Start of DATASET ENTRIES
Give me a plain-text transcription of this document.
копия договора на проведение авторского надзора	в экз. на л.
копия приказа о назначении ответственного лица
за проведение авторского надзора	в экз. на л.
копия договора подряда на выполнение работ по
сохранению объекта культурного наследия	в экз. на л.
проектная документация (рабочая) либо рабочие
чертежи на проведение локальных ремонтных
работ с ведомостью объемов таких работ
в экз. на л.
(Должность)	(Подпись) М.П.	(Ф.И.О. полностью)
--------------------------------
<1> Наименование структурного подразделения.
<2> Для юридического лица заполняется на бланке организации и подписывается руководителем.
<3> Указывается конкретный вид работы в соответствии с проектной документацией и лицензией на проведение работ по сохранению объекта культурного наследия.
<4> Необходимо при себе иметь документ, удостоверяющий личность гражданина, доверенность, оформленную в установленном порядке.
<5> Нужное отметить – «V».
End of DATASET ENTRIES
TASK TO COMPLETE: All of the entries above need to be reproduced exactly.

SOLUTION TO THIS PROBLEM:
Give me a plain-text transcription of this document.
копия договора на проведение авторского надзора	в экз. на л.
копия приказа о назначении ответственного лица
за проведение авторского надзора	в экз. на л.
копия договора подряда на выполнение работ по
сохранению объекта культурного наследия	в экз. на л.
проектная документация (рабочая) либо рабочие
чертежи на проведение локальных ремонтных
работ с ведомостью объемов таких работ
в экз. на л.
(Должность)	(Подпись) М.П.	(Ф.И.О. полностью)
--------------------------------
<1> Наименование структурного подразделения.
<2> Для юридического лица заполняется на бланке организации и подписывается руководителем.
<3> Указывается конкретный вид работы в соответствии с проектной документацией и лицензией на проведение работ по сохранению объекта культурного наследия.
<4> Необходимо при себе иметь документ, удостоверяющий личность гражданина, доверенность, оформленную в установленном порядке.
<5> Нужное отметить – «V».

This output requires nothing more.